# INFORMATION PROVIDED start

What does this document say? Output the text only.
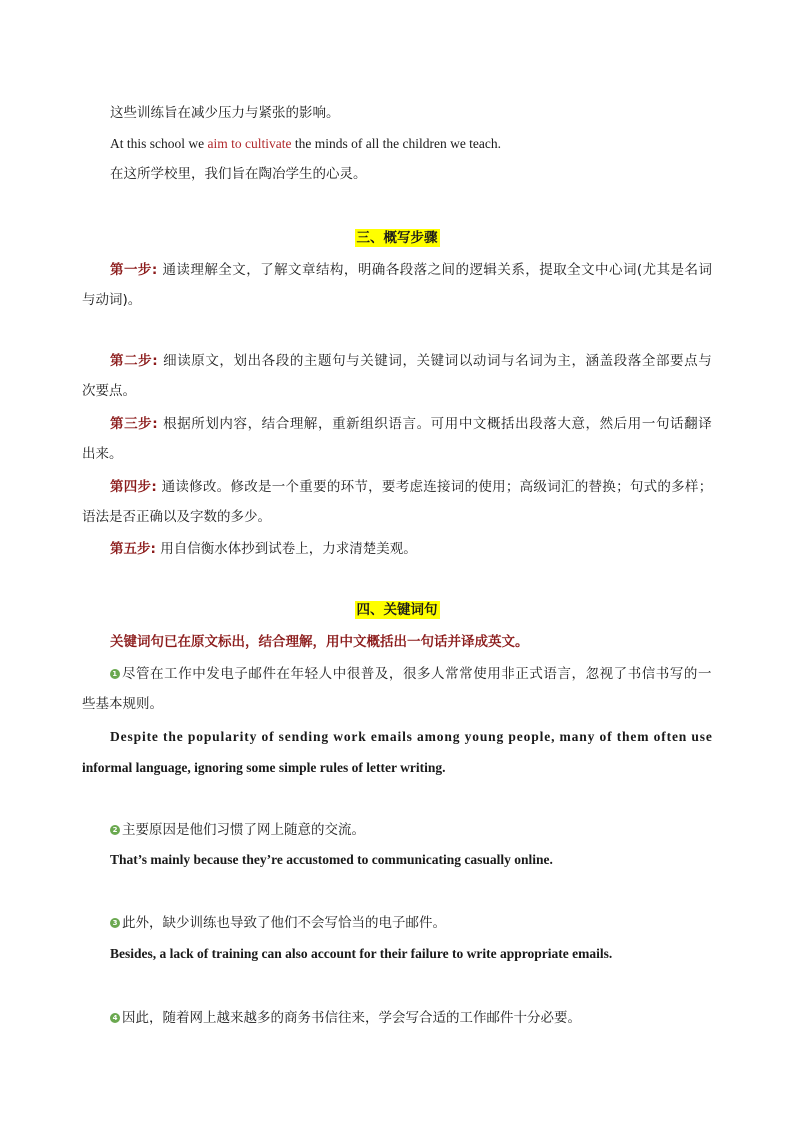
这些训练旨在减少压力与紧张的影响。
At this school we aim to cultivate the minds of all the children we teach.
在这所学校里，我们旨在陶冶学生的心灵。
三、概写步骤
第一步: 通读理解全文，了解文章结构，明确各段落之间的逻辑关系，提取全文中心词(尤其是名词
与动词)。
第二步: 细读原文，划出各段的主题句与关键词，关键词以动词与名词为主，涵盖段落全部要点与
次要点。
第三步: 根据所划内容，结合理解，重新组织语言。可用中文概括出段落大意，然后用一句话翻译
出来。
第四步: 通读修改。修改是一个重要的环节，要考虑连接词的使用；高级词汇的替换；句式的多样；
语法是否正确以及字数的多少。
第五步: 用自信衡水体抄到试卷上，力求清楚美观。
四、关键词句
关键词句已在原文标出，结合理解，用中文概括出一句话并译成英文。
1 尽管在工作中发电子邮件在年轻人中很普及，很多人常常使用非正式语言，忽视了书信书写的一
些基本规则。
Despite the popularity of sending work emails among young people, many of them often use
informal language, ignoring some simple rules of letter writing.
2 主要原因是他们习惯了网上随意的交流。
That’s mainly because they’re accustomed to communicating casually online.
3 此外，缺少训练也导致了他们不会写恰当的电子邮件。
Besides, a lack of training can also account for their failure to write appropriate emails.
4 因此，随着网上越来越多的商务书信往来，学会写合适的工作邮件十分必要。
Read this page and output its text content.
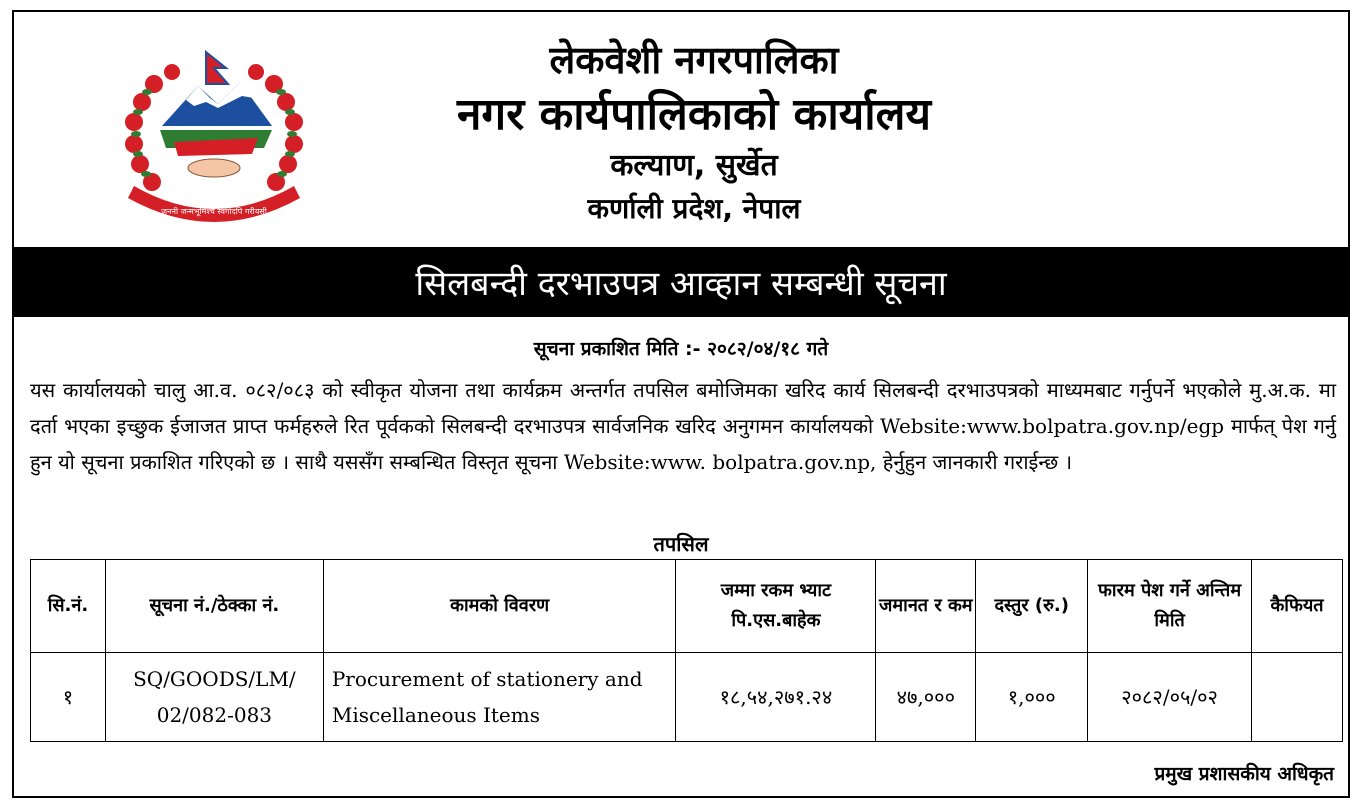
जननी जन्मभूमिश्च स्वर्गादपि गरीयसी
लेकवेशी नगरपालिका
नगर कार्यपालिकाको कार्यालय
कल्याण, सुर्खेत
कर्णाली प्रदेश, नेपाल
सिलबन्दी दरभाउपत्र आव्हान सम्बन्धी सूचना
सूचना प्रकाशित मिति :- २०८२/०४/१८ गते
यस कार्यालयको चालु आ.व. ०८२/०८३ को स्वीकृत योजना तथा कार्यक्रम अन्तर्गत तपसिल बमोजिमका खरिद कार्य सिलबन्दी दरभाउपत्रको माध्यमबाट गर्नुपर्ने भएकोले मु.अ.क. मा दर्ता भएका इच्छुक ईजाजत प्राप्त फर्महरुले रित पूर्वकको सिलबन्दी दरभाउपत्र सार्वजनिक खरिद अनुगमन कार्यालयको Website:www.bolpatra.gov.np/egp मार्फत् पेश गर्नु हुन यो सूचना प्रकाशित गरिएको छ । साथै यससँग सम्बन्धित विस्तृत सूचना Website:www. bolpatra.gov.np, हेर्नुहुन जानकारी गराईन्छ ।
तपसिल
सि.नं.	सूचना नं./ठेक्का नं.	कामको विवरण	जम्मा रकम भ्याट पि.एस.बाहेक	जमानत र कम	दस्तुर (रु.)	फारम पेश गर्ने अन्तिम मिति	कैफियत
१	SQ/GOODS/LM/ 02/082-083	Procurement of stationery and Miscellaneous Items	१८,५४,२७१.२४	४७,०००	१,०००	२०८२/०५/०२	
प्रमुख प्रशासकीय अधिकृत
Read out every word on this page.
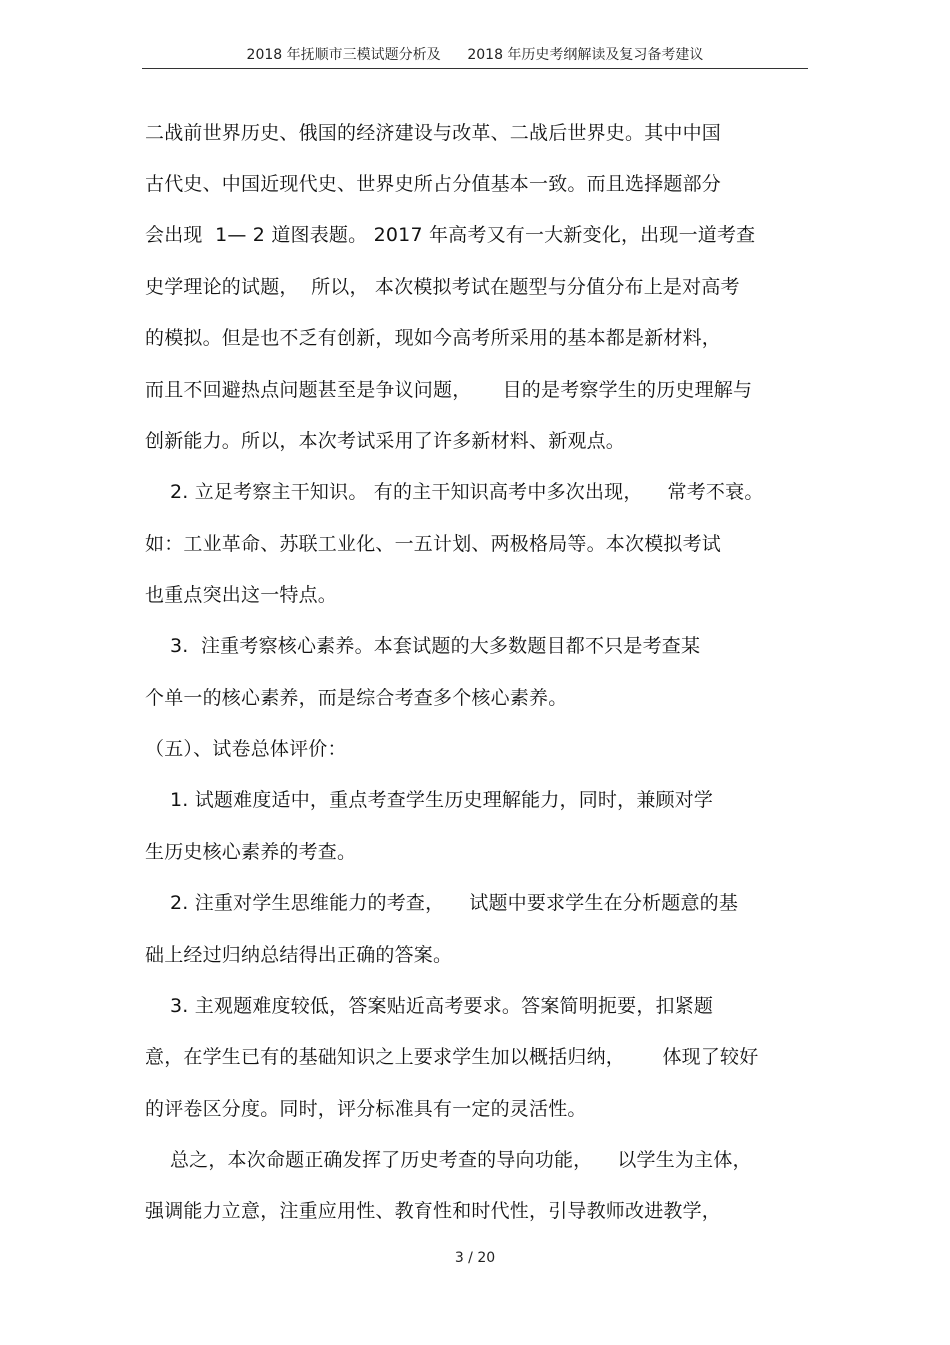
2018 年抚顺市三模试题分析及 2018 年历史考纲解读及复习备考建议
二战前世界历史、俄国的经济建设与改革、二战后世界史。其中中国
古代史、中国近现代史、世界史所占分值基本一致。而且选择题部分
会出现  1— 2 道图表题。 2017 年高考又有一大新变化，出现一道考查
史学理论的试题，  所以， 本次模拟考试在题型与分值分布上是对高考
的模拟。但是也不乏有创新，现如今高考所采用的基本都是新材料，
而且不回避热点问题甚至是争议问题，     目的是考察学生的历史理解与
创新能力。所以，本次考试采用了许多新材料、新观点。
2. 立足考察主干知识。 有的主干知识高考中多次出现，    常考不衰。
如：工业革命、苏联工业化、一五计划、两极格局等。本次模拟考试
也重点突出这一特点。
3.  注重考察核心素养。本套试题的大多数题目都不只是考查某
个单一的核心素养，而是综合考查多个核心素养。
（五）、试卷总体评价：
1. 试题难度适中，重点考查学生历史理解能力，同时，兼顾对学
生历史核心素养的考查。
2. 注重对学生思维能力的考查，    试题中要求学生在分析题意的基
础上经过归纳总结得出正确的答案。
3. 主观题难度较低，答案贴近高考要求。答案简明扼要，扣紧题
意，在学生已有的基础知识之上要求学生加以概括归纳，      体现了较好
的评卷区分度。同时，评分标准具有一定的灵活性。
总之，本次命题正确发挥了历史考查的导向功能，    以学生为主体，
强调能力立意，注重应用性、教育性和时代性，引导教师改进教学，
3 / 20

# INFORMATION PROVIDED end
# INFORMATION PROVIDED start

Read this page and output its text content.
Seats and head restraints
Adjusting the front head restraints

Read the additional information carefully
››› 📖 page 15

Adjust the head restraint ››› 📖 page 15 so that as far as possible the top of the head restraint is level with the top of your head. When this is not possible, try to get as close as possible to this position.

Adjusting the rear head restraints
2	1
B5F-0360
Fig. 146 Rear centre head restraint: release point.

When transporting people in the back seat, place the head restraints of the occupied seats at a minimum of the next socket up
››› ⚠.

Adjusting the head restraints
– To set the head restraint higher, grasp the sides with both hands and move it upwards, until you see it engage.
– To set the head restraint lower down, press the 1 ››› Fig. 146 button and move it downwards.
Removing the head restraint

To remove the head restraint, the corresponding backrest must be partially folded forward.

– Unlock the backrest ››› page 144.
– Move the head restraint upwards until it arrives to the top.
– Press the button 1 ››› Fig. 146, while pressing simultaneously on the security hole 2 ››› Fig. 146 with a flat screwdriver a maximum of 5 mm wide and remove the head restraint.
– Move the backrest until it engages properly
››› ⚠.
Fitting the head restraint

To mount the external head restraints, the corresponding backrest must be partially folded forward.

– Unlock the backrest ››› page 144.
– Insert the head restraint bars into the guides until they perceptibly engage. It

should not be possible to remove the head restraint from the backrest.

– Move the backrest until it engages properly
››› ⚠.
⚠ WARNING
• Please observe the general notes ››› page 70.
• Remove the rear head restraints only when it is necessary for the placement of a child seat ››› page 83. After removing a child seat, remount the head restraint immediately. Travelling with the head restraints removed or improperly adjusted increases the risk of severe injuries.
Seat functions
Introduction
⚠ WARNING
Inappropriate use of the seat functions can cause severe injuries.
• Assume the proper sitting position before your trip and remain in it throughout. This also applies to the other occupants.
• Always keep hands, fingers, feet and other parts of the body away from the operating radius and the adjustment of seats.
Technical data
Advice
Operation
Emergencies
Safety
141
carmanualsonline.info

# INFORMATION PROVIDED end

In the listing above, find the lines holding the word "forward" and copy them.

To remove the head restraint, the corresponding backrest must be partially folded forward.
To mount the external head restraints, the corresponding backrest must be partially folded forward.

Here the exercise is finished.